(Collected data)
------------------------------------------------

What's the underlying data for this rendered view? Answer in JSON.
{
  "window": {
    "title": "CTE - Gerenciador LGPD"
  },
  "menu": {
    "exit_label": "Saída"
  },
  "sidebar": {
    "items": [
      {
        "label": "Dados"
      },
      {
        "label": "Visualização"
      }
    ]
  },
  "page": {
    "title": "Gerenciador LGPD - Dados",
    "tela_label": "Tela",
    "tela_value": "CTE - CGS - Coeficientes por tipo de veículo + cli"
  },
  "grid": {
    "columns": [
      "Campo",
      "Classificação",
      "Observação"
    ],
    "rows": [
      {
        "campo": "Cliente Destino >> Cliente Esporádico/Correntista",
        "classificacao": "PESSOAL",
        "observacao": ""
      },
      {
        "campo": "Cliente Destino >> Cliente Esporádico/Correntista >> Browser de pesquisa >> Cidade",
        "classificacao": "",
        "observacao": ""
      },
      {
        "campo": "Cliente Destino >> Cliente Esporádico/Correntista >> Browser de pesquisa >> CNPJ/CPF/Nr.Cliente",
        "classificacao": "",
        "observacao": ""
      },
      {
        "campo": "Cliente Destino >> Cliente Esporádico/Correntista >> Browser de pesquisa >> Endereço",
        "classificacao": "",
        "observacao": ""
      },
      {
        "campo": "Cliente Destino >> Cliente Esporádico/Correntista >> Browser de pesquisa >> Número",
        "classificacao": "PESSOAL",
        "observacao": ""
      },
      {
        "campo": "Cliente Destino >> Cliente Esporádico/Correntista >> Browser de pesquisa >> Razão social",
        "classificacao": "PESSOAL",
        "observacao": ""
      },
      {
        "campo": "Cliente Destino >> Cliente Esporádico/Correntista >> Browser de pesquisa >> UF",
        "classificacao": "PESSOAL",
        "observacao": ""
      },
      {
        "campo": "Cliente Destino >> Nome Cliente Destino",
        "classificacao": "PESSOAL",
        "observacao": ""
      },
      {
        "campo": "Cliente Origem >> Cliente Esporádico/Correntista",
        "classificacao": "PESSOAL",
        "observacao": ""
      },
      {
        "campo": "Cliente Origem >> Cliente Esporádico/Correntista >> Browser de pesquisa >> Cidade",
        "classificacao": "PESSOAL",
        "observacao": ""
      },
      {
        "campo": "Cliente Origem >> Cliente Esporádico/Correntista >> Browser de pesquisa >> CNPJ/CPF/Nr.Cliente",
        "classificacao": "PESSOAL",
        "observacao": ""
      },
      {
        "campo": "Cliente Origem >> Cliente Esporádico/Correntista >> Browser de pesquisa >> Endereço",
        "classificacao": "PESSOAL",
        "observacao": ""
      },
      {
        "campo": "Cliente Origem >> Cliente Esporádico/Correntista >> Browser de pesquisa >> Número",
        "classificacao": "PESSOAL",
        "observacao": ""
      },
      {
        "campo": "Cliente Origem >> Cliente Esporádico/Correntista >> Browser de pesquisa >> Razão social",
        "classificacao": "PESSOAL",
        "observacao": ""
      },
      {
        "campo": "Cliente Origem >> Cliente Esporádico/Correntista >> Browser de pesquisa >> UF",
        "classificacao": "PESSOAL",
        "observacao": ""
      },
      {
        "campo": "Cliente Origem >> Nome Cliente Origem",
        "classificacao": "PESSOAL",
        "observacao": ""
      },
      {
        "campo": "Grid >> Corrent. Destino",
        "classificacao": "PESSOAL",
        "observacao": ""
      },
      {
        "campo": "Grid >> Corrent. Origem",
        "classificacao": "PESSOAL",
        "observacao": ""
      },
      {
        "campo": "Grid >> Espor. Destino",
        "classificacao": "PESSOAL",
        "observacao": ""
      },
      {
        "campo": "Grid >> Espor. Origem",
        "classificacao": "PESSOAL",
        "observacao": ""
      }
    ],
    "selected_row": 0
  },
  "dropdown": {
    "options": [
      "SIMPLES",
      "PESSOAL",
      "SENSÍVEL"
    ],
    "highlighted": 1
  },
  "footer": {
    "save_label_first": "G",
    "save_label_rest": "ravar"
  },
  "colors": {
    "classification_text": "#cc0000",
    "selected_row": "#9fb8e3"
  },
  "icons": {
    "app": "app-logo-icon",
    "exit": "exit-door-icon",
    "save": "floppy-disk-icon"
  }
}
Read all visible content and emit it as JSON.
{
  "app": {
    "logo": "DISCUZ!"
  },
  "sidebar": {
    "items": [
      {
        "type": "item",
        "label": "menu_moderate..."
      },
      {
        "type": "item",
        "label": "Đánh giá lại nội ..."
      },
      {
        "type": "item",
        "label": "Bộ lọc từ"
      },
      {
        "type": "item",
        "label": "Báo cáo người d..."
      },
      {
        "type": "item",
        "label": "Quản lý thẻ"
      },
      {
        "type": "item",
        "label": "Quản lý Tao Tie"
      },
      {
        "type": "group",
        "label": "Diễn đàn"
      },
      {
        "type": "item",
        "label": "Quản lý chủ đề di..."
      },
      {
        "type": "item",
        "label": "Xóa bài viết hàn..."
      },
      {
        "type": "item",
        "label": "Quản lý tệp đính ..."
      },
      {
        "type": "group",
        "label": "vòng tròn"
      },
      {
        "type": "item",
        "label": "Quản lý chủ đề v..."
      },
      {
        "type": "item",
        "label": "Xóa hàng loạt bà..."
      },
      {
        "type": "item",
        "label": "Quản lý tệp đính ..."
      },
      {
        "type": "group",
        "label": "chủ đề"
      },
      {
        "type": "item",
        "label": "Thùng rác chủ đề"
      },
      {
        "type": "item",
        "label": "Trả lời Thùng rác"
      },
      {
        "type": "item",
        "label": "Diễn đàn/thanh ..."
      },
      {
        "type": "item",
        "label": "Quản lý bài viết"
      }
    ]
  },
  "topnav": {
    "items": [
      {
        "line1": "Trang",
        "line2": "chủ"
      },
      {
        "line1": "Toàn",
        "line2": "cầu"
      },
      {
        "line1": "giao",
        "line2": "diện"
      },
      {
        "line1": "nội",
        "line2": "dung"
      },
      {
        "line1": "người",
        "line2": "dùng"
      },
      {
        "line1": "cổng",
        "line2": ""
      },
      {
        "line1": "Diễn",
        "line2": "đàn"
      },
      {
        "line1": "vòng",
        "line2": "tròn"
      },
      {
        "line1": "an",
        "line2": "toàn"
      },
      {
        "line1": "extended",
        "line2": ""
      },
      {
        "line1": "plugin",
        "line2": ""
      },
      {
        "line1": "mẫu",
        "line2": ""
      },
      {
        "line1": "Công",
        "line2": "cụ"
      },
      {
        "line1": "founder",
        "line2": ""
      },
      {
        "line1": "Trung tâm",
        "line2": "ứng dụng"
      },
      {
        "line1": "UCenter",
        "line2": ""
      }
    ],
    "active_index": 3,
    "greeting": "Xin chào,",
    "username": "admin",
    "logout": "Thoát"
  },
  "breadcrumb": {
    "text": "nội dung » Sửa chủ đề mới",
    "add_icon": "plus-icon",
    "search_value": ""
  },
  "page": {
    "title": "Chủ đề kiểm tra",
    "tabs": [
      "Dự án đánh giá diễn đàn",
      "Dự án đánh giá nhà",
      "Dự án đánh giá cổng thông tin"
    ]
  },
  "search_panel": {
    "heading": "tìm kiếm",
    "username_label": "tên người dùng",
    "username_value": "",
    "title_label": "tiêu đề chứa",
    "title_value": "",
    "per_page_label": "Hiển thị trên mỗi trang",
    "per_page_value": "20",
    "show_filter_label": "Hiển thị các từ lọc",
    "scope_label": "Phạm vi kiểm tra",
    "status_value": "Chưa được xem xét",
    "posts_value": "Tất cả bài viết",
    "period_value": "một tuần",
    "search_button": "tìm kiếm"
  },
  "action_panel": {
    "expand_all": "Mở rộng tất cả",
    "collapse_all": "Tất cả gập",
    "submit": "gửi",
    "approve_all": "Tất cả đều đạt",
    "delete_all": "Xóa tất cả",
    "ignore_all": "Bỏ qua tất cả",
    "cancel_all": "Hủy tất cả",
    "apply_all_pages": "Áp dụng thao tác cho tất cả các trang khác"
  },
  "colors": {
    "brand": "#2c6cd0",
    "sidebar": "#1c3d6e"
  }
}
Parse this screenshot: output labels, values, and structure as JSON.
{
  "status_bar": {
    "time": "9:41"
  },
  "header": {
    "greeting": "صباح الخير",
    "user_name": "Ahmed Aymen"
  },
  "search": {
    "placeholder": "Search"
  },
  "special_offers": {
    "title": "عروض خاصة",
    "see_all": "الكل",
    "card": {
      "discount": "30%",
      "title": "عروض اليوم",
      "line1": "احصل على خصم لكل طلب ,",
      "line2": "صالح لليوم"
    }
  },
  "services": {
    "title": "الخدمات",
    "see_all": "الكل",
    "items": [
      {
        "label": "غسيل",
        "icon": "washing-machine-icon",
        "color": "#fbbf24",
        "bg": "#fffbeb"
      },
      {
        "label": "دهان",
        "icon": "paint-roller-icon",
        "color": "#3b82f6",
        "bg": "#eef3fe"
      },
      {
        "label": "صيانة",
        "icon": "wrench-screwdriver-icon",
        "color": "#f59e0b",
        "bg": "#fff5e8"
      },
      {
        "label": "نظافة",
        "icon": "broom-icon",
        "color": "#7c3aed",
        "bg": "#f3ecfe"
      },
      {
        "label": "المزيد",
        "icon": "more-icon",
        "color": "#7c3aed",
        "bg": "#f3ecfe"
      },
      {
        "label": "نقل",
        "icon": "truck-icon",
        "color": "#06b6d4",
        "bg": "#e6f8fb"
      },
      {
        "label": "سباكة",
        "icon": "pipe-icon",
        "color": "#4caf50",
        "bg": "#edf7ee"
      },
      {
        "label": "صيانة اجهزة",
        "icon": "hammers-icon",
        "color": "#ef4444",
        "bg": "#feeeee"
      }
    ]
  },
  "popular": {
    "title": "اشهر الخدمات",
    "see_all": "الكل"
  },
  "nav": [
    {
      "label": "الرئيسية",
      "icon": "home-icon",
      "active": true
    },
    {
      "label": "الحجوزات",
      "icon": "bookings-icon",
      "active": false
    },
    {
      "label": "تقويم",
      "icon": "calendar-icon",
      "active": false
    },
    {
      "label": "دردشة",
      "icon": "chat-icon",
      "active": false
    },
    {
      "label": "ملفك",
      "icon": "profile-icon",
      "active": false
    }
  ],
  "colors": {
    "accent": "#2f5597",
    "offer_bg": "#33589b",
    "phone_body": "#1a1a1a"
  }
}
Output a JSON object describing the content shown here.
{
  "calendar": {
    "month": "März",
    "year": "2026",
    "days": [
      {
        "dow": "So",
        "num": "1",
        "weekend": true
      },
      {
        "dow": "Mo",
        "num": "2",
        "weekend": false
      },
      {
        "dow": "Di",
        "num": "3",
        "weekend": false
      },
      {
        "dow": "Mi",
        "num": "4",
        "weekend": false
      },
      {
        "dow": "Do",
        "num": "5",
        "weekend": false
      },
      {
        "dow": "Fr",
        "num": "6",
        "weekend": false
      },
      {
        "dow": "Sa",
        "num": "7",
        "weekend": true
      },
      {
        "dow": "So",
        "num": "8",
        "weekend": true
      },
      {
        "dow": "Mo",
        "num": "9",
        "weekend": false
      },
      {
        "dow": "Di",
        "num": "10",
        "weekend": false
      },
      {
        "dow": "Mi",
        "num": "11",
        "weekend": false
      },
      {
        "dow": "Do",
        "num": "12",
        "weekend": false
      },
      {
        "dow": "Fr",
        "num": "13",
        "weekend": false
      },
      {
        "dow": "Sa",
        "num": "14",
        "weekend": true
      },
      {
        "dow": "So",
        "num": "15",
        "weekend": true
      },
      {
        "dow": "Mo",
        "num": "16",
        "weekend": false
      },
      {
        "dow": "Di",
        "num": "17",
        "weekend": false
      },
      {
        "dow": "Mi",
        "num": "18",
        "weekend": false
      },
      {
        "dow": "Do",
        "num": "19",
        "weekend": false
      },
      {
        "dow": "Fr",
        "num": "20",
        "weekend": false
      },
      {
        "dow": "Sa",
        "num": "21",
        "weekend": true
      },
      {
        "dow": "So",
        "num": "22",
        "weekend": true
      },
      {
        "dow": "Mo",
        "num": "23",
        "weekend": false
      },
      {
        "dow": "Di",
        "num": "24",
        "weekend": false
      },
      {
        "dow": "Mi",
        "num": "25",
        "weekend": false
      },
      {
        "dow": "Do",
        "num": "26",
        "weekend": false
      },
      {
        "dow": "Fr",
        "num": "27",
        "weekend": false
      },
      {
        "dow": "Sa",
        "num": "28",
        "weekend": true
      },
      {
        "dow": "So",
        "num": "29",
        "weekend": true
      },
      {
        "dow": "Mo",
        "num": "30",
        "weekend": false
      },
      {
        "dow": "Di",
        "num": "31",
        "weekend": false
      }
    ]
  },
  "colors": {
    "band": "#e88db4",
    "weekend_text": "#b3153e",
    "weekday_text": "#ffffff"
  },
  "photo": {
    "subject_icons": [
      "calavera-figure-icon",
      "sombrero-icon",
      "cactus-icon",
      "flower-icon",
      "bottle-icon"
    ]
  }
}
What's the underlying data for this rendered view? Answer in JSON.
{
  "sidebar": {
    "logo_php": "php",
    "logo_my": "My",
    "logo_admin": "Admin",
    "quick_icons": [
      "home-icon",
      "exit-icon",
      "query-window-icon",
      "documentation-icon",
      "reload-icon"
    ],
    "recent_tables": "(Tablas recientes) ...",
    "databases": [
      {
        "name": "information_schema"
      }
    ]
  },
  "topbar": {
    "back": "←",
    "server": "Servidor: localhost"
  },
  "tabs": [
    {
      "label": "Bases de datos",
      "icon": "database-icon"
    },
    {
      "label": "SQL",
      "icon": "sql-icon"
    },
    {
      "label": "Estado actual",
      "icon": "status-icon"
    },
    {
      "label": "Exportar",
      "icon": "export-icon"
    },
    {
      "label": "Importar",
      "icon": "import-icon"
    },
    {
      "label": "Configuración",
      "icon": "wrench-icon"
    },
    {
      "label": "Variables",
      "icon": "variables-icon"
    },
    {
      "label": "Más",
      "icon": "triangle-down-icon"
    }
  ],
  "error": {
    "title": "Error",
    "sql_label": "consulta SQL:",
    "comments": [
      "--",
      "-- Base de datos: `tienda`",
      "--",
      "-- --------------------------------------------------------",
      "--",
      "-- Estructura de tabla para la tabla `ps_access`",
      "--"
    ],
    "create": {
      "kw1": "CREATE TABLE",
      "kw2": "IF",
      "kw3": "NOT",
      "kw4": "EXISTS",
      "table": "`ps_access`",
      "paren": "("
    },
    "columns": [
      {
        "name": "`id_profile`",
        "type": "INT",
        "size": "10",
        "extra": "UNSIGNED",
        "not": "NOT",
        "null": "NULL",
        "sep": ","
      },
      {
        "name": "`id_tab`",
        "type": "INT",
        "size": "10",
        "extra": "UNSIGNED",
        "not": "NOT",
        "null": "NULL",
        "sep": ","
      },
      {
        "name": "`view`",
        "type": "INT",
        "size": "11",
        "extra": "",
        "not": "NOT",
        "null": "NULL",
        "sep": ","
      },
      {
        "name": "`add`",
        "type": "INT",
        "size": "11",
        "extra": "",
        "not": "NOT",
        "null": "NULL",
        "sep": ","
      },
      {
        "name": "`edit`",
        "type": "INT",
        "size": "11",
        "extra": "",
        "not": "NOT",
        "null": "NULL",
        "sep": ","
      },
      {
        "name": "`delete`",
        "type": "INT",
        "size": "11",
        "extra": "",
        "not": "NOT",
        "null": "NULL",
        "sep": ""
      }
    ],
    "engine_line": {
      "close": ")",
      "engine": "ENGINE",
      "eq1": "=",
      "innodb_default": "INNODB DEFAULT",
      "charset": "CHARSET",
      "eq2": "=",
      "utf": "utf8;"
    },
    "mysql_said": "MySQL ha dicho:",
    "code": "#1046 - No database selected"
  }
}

------------------------------------------------

From the entries, report each line that includes the word "datos".

      "label": "Bases de datos",
      "-- Base de datos: `tienda`",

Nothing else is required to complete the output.